↓
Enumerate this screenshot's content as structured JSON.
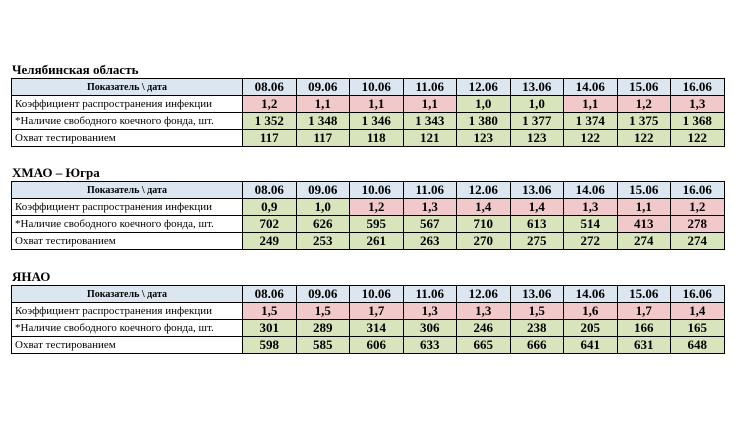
{
  "regions": [
    {
      "title": "Челябинская область",
      "header_label": "Показатель \\ дата",
      "dates": [
        "08.06",
        "09.06",
        "10.06",
        "11.06",
        "12.06",
        "13.06",
        "14.06",
        "15.06",
        "16.06"
      ],
      "rows": [
        {
          "label": "Коэффициент распространения инфекции",
          "values": [
            "1,2",
            "1,1",
            "1,1",
            "1,1",
            "1,0",
            "1,0",
            "1,1",
            "1,2",
            "1,3"
          ],
          "status": [
            "red",
            "red",
            "red",
            "red",
            "green",
            "green",
            "red",
            "red",
            "red"
          ]
        },
        {
          "label": "*Наличие свободного коечного фонда, шт.",
          "values": [
            "1 352",
            "1 348",
            "1 346",
            "1 343",
            "1 380",
            "1 377",
            "1 374",
            "1 375",
            "1 368"
          ],
          "status": [
            "green",
            "green",
            "green",
            "green",
            "green",
            "green",
            "green",
            "green",
            "green"
          ]
        },
        {
          "label": "Охват тестированием",
          "values": [
            "117",
            "117",
            "118",
            "121",
            "123",
            "123",
            "122",
            "122",
            "122"
          ],
          "status": [
            "green",
            "green",
            "green",
            "green",
            "green",
            "green",
            "green",
            "green",
            "green"
          ]
        }
      ]
    },
    {
      "title": "ХМАО – Югра",
      "header_label": "Показатель \\ дата",
      "dates": [
        "08.06",
        "09.06",
        "10.06",
        "11.06",
        "12.06",
        "13.06",
        "14.06",
        "15.06",
        "16.06"
      ],
      "rows": [
        {
          "label": "Коэффициент распространения инфекции",
          "values": [
            "0,9",
            "1,0",
            "1,2",
            "1,3",
            "1,4",
            "1,4",
            "1,3",
            "1,1",
            "1,2"
          ],
          "status": [
            "green",
            "green",
            "red",
            "red",
            "red",
            "red",
            "red",
            "red",
            "red"
          ]
        },
        {
          "label": "*Наличие свободного коечного фонда, шт.",
          "values": [
            "702",
            "626",
            "595",
            "567",
            "710",
            "613",
            "514",
            "413",
            "278"
          ],
          "status": [
            "green",
            "green",
            "green",
            "green",
            "green",
            "green",
            "green",
            "red",
            "red"
          ]
        },
        {
          "label": "Охват тестированием",
          "values": [
            "249",
            "253",
            "261",
            "263",
            "270",
            "275",
            "272",
            "274",
            "274"
          ],
          "status": [
            "green",
            "green",
            "green",
            "green",
            "green",
            "green",
            "green",
            "green",
            "green"
          ]
        }
      ]
    },
    {
      "title": "ЯНАО",
      "header_label": "Показатель \\ дата",
      "dates": [
        "08.06",
        "09.06",
        "10.06",
        "11.06",
        "12.06",
        "13.06",
        "14.06",
        "15.06",
        "16.06"
      ],
      "rows": [
        {
          "label": "Коэффициент распространения инфекции",
          "values": [
            "1,5",
            "1,5",
            "1,7",
            "1,3",
            "1,3",
            "1,5",
            "1,6",
            "1,7",
            "1,4"
          ],
          "status": [
            "red",
            "red",
            "red",
            "red",
            "red",
            "red",
            "red",
            "red",
            "red"
          ]
        },
        {
          "label": "*Наличие свободного коечного фонда, шт.",
          "values": [
            "301",
            "289",
            "314",
            "306",
            "246",
            "238",
            "205",
            "166",
            "165"
          ],
          "status": [
            "green",
            "green",
            "green",
            "green",
            "green",
            "green",
            "green",
            "green",
            "green"
          ]
        },
        {
          "label": "Охват тестированием",
          "values": [
            "598",
            "585",
            "606",
            "633",
            "665",
            "666",
            "641",
            "631",
            "648"
          ],
          "status": [
            "green",
            "green",
            "green",
            "green",
            "green",
            "green",
            "green",
            "green",
            "green"
          ]
        }
      ]
    }
  ],
  "colors": {
    "header": "#dce6f1",
    "red": "#f2c9cb",
    "green": "#d8e4bc",
    "border": "#000000"
  }
}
↑
## WHAT IS BEING ASKED
Repeat the entries exactly. Pictures are excluded from the copy.

## RESULT OF THE TASK
Enumerate this screenshot's content as structured JSON.
{
  "regions": [
    {
      "title": "Челябинская область",
      "header_label": "Показатель \\ дата",
      "dates": [
        "08.06",
        "09.06",
        "10.06",
        "11.06",
        "12.06",
        "13.06",
        "14.06",
        "15.06",
        "16.06"
      ],
      "rows": [
        {
          "label": "Коэффициент распространения инфекции",
          "values": [
            "1,2",
            "1,1",
            "1,1",
            "1,1",
            "1,0",
            "1,0",
            "1,1",
            "1,2",
            "1,3"
          ],
          "status": [
            "red",
            "red",
            "red",
            "red",
            "green",
            "green",
            "red",
            "red",
            "red"
          ]
        },
        {
          "label": "*Наличие свободного коечного фонда, шт.",
          "values": [
            "1 352",
            "1 348",
            "1 346",
            "1 343",
            "1 380",
            "1 377",
            "1 374",
            "1 375",
            "1 368"
          ],
          "status": [
            "green",
            "green",
            "green",
            "green",
            "green",
            "green",
            "green",
            "green",
            "green"
          ]
        },
        {
          "label": "Охват тестированием",
          "values": [
            "117",
            "117",
            "118",
            "121",
            "123",
            "123",
            "122",
            "122",
            "122"
          ],
          "status": [
            "green",
            "green",
            "green",
            "green",
            "green",
            "green",
            "green",
            "green",
            "green"
          ]
        }
      ]
    },
    {
      "title": "ХМАО – Югра",
      "header_label": "Показатель \\ дата",
      "dates": [
        "08.06",
        "09.06",
        "10.06",
        "11.06",
        "12.06",
        "13.06",
        "14.06",
        "15.06",
        "16.06"
      ],
      "rows": [
        {
          "label": "Коэффициент распространения инфекции",
          "values": [
            "0,9",
            "1,0",
            "1,2",
            "1,3",
            "1,4",
            "1,4",
            "1,3",
            "1,1",
            "1,2"
          ],
          "status": [
            "green",
            "green",
            "red",
            "red",
            "red",
            "red",
            "red",
            "red",
            "red"
          ]
        },
        {
          "label": "*Наличие свободного коечного фонда, шт.",
          "values": [
            "702",
            "626",
            "595",
            "567",
            "710",
            "613",
            "514",
            "413",
            "278"
          ],
          "status": [
            "green",
            "green",
            "green",
            "green",
            "green",
            "green",
            "green",
            "red",
            "red"
          ]
        },
        {
          "label": "Охват тестированием",
          "values": [
            "249",
            "253",
            "261",
            "263",
            "270",
            "275",
            "272",
            "274",
            "274"
          ],
          "status": [
            "green",
            "green",
            "green",
            "green",
            "green",
            "green",
            "green",
            "green",
            "green"
          ]
        }
      ]
    },
    {
      "title": "ЯНАО",
      "header_label": "Показатель \\ дата",
      "dates": [
        "08.06",
        "09.06",
        "10.06",
        "11.06",
        "12.06",
        "13.06",
        "14.06",
        "15.06",
        "16.06"
      ],
      "rows": [
        {
          "label": "Коэффициент распространения инфекции",
          "values": [
            "1,5",
            "1,5",
            "1,7",
            "1,3",
            "1,3",
            "1,5",
            "1,6",
            "1,7",
            "1,4"
          ],
          "status": [
            "red",
            "red",
            "red",
            "red",
            "red",
            "red",
            "red",
            "red",
            "red"
          ]
        },
        {
          "label": "*Наличие свободного коечного фонда, шт.",
          "values": [
            "301",
            "289",
            "314",
            "306",
            "246",
            "238",
            "205",
            "166",
            "165"
          ],
          "status": [
            "green",
            "green",
            "green",
            "green",
            "green",
            "green",
            "green",
            "green",
            "green"
          ]
        },
        {
          "label": "Охват тестированием",
          "values": [
            "598",
            "585",
            "606",
            "633",
            "665",
            "666",
            "641",
            "631",
            "648"
          ],
          "status": [
            "green",
            "green",
            "green",
            "green",
            "green",
            "green",
            "green",
            "green",
            "green"
          ]
        }
      ]
    }
  ],
  "colors": {
    "header": "#dce6f1",
    "red": "#f2c9cb",
    "green": "#d8e4bc",
    "border": "#000000"
  }
}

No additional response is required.